▶ [Short exercise]: Every record must be repeated exactly, with no omission.

(Stored items from a collection)
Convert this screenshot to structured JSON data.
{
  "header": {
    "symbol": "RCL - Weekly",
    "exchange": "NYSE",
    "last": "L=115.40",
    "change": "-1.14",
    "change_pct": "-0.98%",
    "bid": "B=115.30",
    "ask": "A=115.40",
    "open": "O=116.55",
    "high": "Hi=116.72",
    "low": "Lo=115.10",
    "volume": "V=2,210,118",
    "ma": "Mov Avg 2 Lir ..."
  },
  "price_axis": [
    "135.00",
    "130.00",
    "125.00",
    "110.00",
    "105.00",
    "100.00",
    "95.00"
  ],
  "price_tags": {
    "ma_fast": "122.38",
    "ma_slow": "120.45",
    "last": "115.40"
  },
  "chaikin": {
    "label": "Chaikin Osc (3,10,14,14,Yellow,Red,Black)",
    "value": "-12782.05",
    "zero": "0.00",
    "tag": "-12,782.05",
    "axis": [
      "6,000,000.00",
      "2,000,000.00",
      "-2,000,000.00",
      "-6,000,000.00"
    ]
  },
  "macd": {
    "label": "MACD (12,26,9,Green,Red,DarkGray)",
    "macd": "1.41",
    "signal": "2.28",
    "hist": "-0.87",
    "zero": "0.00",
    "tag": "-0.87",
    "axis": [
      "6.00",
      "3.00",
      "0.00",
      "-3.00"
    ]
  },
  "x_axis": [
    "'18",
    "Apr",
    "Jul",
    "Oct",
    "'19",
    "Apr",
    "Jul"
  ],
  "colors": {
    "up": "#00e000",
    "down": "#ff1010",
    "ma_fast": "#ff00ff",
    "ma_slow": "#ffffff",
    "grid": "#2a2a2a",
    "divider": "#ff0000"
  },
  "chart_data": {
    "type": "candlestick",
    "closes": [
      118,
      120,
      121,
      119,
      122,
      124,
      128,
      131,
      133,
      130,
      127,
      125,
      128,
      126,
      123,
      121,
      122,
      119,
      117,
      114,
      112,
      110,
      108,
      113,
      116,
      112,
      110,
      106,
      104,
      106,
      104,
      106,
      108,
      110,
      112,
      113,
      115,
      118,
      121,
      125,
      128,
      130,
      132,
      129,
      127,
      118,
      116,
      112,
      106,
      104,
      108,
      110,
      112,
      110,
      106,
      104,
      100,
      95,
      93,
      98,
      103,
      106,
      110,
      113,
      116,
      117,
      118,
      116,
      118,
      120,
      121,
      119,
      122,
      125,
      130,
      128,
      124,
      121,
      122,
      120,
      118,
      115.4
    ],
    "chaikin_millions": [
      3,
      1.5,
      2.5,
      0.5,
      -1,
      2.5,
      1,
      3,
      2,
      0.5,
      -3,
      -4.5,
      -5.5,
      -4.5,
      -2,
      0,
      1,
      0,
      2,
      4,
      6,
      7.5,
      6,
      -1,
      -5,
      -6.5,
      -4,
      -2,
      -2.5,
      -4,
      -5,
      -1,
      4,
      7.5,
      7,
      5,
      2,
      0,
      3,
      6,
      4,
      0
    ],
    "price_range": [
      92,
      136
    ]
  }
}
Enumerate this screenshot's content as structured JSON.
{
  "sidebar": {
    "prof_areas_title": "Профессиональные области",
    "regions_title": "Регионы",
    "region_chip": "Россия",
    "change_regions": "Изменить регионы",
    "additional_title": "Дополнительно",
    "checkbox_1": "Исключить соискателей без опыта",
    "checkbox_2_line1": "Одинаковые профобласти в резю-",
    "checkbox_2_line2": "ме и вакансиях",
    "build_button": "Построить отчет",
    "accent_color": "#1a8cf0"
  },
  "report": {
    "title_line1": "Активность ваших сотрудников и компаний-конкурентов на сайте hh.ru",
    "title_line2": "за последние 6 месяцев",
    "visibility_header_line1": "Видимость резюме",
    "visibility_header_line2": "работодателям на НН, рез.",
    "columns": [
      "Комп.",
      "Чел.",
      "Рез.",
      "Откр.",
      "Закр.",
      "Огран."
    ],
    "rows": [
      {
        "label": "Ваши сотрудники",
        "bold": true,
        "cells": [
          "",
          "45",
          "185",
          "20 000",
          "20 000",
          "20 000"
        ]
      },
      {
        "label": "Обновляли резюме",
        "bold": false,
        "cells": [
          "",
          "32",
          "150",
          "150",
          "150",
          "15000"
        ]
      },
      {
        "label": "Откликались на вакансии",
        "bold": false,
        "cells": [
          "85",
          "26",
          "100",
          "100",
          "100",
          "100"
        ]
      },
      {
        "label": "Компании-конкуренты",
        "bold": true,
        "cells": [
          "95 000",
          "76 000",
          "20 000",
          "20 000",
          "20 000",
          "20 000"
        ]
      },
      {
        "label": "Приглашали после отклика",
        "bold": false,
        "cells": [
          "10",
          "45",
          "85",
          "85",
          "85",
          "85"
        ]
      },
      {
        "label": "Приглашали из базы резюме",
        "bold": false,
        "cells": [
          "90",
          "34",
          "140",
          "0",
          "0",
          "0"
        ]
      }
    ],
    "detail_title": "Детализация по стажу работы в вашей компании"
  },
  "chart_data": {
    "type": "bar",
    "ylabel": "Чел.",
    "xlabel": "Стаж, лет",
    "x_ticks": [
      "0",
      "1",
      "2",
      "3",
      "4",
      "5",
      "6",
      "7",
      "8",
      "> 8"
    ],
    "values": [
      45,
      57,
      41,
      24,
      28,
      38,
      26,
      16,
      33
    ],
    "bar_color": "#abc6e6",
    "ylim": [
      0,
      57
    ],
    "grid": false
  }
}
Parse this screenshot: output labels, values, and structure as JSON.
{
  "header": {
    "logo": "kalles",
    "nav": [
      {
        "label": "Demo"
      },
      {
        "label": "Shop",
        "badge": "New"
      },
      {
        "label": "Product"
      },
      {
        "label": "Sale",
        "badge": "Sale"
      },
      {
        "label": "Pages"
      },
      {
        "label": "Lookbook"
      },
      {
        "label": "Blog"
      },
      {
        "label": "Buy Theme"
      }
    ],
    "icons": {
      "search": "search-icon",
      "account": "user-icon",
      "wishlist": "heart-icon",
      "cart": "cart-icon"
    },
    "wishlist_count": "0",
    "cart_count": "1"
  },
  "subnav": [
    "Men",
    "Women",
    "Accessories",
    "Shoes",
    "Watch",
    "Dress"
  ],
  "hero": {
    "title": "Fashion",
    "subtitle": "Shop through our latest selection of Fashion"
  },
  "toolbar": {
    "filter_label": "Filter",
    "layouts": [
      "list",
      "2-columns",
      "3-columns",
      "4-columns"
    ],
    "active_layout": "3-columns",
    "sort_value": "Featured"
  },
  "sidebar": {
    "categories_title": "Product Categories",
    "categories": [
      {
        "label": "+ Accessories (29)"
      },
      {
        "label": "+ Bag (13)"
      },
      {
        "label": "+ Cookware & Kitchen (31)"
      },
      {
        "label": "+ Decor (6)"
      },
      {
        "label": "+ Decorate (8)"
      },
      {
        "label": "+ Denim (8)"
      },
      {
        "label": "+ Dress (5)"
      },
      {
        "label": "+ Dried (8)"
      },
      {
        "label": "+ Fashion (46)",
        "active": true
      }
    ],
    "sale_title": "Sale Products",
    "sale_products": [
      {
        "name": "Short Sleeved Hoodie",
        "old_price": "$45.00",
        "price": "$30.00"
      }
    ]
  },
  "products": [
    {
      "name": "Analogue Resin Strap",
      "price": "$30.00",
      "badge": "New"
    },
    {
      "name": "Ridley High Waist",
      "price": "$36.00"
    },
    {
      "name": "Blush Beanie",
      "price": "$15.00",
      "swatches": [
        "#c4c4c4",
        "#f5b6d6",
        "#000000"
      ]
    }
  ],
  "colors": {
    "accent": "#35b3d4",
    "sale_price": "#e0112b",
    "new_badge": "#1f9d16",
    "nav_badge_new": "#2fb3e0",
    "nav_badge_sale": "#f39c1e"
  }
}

▶ [Solution]:
Convert this screenshot to structured JSON data.
{
  "header": {
    "symbol": "RCL - Weekly",
    "exchange": "NYSE",
    "last": "L=115.40",
    "change": "-1.14",
    "change_pct": "-0.98%",
    "bid": "B=115.30",
    "ask": "A=115.40",
    "open": "O=116.55",
    "high": "Hi=116.72",
    "low": "Lo=115.10",
    "volume": "V=2,210,118",
    "ma": "Mov Avg 2 Lir ..."
  },
  "price_axis": [
    "135.00",
    "130.00",
    "125.00",
    "110.00",
    "105.00",
    "100.00",
    "95.00"
  ],
  "price_tags": {
    "ma_fast": "122.38",
    "ma_slow": "120.45",
    "last": "115.40"
  },
  "chaikin": {
    "label": "Chaikin Osc (3,10,14,14,Yellow,Red,Black)",
    "value": "-12782.05",
    "zero": "0.00",
    "tag": "-12,782.05",
    "axis": [
      "6,000,000.00",
      "2,000,000.00",
      "-2,000,000.00",
      "-6,000,000.00"
    ]
  },
  "macd": {
    "label": "MACD (12,26,9,Green,Red,DarkGray)",
    "macd": "1.41",
    "signal": "2.28",
    "hist": "-0.87",
    "zero": "0.00",
    "tag": "-0.87",
    "axis": [
      "6.00",
      "3.00",
      "0.00",
      "-3.00"
    ]
  },
  "x_axis": [
    "'18",
    "Apr",
    "Jul",
    "Oct",
    "'19",
    "Apr",
    "Jul"
  ],
  "colors": {
    "up": "#00e000",
    "down": "#ff1010",
    "ma_fast": "#ff00ff",
    "ma_slow": "#ffffff",
    "grid": "#2a2a2a",
    "divider": "#ff0000"
  },
  "chart_data": {
    "type": "candlestick",
    "closes": [
      118,
      120,
      121,
      119,
      122,
      124,
      128,
      131,
      133,
      130,
      127,
      125,
      128,
      126,
      123,
      121,
      122,
      119,
      117,
      114,
      112,
      110,
      108,
      113,
      116,
      112,
      110,
      106,
      104,
      106,
      104,
      106,
      108,
      110,
      112,
      113,
      115,
      118,
      121,
      125,
      128,
      130,
      132,
      129,
      127,
      118,
      116,
      112,
      106,
      104,
      108,
      110,
      112,
      110,
      106,
      104,
      100,
      95,
      93,
      98,
      103,
      106,
      110,
      113,
      116,
      117,
      118,
      116,
      118,
      120,
      121,
      119,
      122,
      125,
      130,
      128,
      124,
      121,
      122,
      120,
      118,
      115.4
    ],
    "chaikin_millions": [
      3,
      1.5,
      2.5,
      0.5,
      -1,
      2.5,
      1,
      3,
      2,
      0.5,
      -3,
      -4.5,
      -5.5,
      -4.5,
      -2,
      0,
      1,
      0,
      2,
      4,
      6,
      7.5,
      6,
      -1,
      -5,
      -6.5,
      -4,
      -2,
      -2.5,
      -4,
      -5,
      -1,
      4,
      7.5,
      7,
      5,
      2,
      0,
      3,
      6,
      4,
      0
    ],
    "price_range": [
      92,
      136
    ]
  }
}
Enumerate this screenshot's content as structured JSON.
{
  "sidebar": {
    "prof_areas_title": "Профессиональные области",
    "regions_title": "Регионы",
    "region_chip": "Россия",
    "change_regions": "Изменить регионы",
    "additional_title": "Дополнительно",
    "checkbox_1": "Исключить соискателей без опыта",
    "checkbox_2_line1": "Одинаковые профобласти в резю-",
    "checkbox_2_line2": "ме и вакансиях",
    "build_button": "Построить отчет",
    "accent_color": "#1a8cf0"
  },
  "report": {
    "title_line1": "Активность ваших сотрудников и компаний-конкурентов на сайте hh.ru",
    "title_line2": "за последние 6 месяцев",
    "visibility_header_line1": "Видимость резюме",
    "visibility_header_line2": "работодателям на НН, рез.",
    "columns": [
      "Комп.",
      "Чел.",
      "Рез.",
      "Откр.",
      "Закр.",
      "Огран."
    ],
    "rows": [
      {
        "label": "Ваши сотрудники",
        "bold": true,
        "cells": [
          "",
          "45",
          "185",
          "20 000",
          "20 000",
          "20 000"
        ]
      },
      {
        "label": "Обновляли резюме",
        "bold": false,
        "cells": [
          "",
          "32",
          "150",
          "150",
          "150",
          "15000"
        ]
      },
      {
        "label": "Откликались на вакансии",
        "bold": false,
        "cells": [
          "85",
          "26",
          "100",
          "100",
          "100",
          "100"
        ]
      },
      {
        "label": "Компании-конкуренты",
        "bold": true,
        "cells": [
          "95 000",
          "76 000",
          "20 000",
          "20 000",
          "20 000",
          "20 000"
        ]
      },
      {
        "label": "Приглашали после отклика",
        "bold": false,
        "cells": [
          "10",
          "45",
          "85",
          "85",
          "85",
          "85"
        ]
      },
      {
        "label": "Приглашали из базы резюме",
        "bold": false,
        "cells": [
          "90",
          "34",
          "140",
          "0",
          "0",
          "0"
        ]
      }
    ],
    "detail_title": "Детализация по стажу работы в вашей компании"
  },
  "chart_data": {
    "type": "bar",
    "ylabel": "Чел.",
    "xlabel": "Стаж, лет",
    "x_ticks": [
      "0",
      "1",
      "2",
      "3",
      "4",
      "5",
      "6",
      "7",
      "8",
      "> 8"
    ],
    "values": [
      45,
      57,
      41,
      24,
      28,
      38,
      26,
      16,
      33
    ],
    "bar_color": "#abc6e6",
    "ylim": [
      0,
      57
    ],
    "grid": false
  }
}
Parse this screenshot: output labels, values, and structure as JSON.
{
  "header": {
    "logo": "kalles",
    "nav": [
      {
        "label": "Demo"
      },
      {
        "label": "Shop",
        "badge": "New"
      },
      {
        "label": "Product"
      },
      {
        "label": "Sale",
        "badge": "Sale"
      },
      {
        "label": "Pages"
      },
      {
        "label": "Lookbook"
      },
      {
        "label": "Blog"
      },
      {
        "label": "Buy Theme"
      }
    ],
    "icons": {
      "search": "search-icon",
      "account": "user-icon",
      "wishlist": "heart-icon",
      "cart": "cart-icon"
    },
    "wishlist_count": "0",
    "cart_count": "1"
  },
  "subnav": [
    "Men",
    "Women",
    "Accessories",
    "Shoes",
    "Watch",
    "Dress"
  ],
  "hero": {
    "title": "Fashion",
    "subtitle": "Shop through our latest selection of Fashion"
  },
  "toolbar": {
    "filter_label": "Filter",
    "layouts": [
      "list",
      "2-columns",
      "3-columns",
      "4-columns"
    ],
    "active_layout": "3-columns",
    "sort_value": "Featured"
  },
  "sidebar": {
    "categories_title": "Product Categories",
    "categories": [
      {
        "label": "+ Accessories (29)"
      },
      {
        "label": "+ Bag (13)"
      },
      {
        "label": "+ Cookware & Kitchen (31)"
      },
      {
        "label": "+ Decor (6)"
      },
      {
        "label": "+ Decorate (8)"
      },
      {
        "label": "+ Denim (8)"
      },
      {
        "label": "+ Dress (5)"
      },
      {
        "label": "+ Dried (8)"
      },
      {
        "label": "+ Fashion (46)",
        "active": true
      }
    ],
    "sale_title": "Sale Products",
    "sale_products": [
      {
        "name": "Short Sleeved Hoodie",
        "old_price": "$45.00",
        "price": "$30.00"
      }
    ]
  },
  "products": [
    {
      "name": "Analogue Resin Strap",
      "price": "$30.00",
      "badge": "New"
    },
    {
      "name": "Ridley High Waist",
      "price": "$36.00"
    },
    {
      "name": "Blush Beanie",
      "price": "$15.00",
      "swatches": [
        "#c4c4c4",
        "#f5b6d6",
        "#000000"
      ]
    }
  ],
  "colors": {
    "accent": "#35b3d4",
    "sale_price": "#e0112b",
    "new_badge": "#1f9d16",
    "nav_badge_new": "#2fb3e0",
    "nav_badge_sale": "#f39c1e"
  }
}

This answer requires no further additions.